* What the task requires: Count every line in the entries that contains "Indeks". Report that count alone.

'''

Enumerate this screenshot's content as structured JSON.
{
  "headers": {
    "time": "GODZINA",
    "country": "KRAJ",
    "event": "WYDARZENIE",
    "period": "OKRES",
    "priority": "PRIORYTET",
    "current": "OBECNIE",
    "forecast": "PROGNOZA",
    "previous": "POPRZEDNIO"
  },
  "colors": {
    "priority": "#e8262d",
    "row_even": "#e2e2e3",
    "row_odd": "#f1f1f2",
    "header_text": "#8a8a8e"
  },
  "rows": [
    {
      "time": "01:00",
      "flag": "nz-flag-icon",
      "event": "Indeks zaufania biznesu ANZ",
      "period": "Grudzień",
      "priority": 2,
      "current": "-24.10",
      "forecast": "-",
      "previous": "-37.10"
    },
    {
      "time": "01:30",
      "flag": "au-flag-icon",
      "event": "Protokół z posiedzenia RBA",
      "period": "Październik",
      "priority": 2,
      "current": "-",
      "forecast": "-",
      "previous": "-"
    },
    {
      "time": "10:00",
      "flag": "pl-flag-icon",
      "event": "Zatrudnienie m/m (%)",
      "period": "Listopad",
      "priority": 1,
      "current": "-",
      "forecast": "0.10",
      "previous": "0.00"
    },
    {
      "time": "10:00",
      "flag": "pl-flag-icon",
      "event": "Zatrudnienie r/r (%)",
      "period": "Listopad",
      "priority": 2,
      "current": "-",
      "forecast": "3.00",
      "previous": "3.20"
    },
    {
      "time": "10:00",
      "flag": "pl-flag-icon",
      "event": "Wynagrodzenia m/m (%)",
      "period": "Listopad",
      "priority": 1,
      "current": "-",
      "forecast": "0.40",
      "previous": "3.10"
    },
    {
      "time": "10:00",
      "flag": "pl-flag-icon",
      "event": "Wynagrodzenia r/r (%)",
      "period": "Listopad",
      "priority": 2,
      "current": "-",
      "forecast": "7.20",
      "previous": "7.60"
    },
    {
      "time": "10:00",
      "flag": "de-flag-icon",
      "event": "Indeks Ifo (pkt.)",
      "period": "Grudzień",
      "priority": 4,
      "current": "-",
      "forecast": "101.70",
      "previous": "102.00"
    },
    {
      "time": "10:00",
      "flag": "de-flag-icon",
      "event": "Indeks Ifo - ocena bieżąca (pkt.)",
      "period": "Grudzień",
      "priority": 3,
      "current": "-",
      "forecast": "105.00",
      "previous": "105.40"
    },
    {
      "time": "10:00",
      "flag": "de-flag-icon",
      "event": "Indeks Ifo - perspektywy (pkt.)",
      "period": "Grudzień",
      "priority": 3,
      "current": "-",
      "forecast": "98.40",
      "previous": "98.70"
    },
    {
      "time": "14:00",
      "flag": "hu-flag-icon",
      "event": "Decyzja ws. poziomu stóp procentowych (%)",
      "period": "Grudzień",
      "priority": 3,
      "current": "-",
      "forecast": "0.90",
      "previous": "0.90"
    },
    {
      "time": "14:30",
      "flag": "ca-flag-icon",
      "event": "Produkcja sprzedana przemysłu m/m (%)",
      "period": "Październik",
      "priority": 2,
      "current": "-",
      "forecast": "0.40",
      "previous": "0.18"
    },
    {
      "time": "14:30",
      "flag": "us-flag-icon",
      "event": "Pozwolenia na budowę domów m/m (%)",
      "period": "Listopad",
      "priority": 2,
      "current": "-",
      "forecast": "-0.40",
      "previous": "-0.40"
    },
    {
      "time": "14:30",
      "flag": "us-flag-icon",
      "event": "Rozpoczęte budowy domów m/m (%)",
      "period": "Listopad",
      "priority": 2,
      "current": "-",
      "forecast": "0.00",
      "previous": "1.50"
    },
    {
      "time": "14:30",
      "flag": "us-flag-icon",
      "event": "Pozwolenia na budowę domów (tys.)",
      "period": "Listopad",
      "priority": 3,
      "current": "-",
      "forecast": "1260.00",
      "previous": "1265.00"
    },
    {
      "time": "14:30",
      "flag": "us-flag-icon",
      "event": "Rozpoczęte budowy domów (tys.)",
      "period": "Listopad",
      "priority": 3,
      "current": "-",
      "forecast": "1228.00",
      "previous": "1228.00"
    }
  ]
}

'''

* Exercise answer: 4